Exercise prompt:
Write out the material below again, unchanged.

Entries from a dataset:
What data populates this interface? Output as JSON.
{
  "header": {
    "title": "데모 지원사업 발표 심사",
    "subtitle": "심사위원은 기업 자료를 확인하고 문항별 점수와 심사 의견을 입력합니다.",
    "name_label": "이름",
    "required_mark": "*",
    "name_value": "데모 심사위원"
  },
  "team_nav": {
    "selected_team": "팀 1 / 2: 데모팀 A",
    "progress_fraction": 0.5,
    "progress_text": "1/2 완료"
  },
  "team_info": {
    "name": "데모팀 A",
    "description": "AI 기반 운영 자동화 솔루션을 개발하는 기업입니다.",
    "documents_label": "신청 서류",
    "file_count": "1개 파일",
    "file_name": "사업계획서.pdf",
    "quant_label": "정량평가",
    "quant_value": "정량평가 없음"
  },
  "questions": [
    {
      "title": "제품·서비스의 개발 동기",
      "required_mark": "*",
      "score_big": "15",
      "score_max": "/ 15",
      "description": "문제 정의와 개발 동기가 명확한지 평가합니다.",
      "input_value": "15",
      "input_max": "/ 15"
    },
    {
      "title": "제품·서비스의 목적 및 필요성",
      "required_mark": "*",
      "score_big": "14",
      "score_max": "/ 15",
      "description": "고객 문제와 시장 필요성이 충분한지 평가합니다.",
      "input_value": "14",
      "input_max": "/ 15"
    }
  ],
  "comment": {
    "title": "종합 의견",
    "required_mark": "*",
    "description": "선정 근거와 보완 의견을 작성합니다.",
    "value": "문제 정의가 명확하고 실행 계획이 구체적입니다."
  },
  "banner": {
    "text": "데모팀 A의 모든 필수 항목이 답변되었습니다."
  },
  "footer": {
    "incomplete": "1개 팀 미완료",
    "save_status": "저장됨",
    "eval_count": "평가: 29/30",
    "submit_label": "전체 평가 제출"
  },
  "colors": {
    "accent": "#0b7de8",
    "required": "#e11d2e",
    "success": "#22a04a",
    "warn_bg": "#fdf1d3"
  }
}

Complete output:
What data populates this interface? Output as JSON.
{
  "header": {
    "title": "데모 지원사업 발표 심사",
    "subtitle": "심사위원은 기업 자료를 확인하고 문항별 점수와 심사 의견을 입력합니다.",
    "name_label": "이름",
    "required_mark": "*",
    "name_value": "데모 심사위원"
  },
  "team_nav": {
    "selected_team": "팀 1 / 2: 데모팀 A",
    "progress_fraction": 0.5,
    "progress_text": "1/2 완료"
  },
  "team_info": {
    "name": "데모팀 A",
    "description": "AI 기반 운영 자동화 솔루션을 개발하는 기업입니다.",
    "documents_label": "신청 서류",
    "file_count": "1개 파일",
    "file_name": "사업계획서.pdf",
    "quant_label": "정량평가",
    "quant_value": "정량평가 없음"
  },
  "questions": [
    {
      "title": "제품·서비스의 개발 동기",
      "required_mark": "*",
      "score_big": "15",
      "score_max": "/ 15",
      "description": "문제 정의와 개발 동기가 명확한지 평가합니다.",
      "input_value": "15",
      "input_max": "/ 15"
    },
    {
      "title": "제품·서비스의 목적 및 필요성",
      "required_mark": "*",
      "score_big": "14",
      "score_max": "/ 15",
      "description": "고객 문제와 시장 필요성이 충분한지 평가합니다.",
      "input_value": "14",
      "input_max": "/ 15"
    }
  ],
  "comment": {
    "title": "종합 의견",
    "required_mark": "*",
    "description": "선정 근거와 보완 의견을 작성합니다.",
    "value": "문제 정의가 명확하고 실행 계획이 구체적입니다."
  },
  "banner": {
    "text": "데모팀 A의 모든 필수 항목이 답변되었습니다."
  },
  "footer": {
    "incomplete": "1개 팀 미완료",
    "save_status": "저장됨",
    "eval_count": "평가: 29/30",
    "submit_label": "전체 평가 제출"
  },
  "colors": {
    "accent": "#0b7de8",
    "required": "#e11d2e",
    "success": "#22a04a",
    "warn_bg": "#fdf1d3"
  }
}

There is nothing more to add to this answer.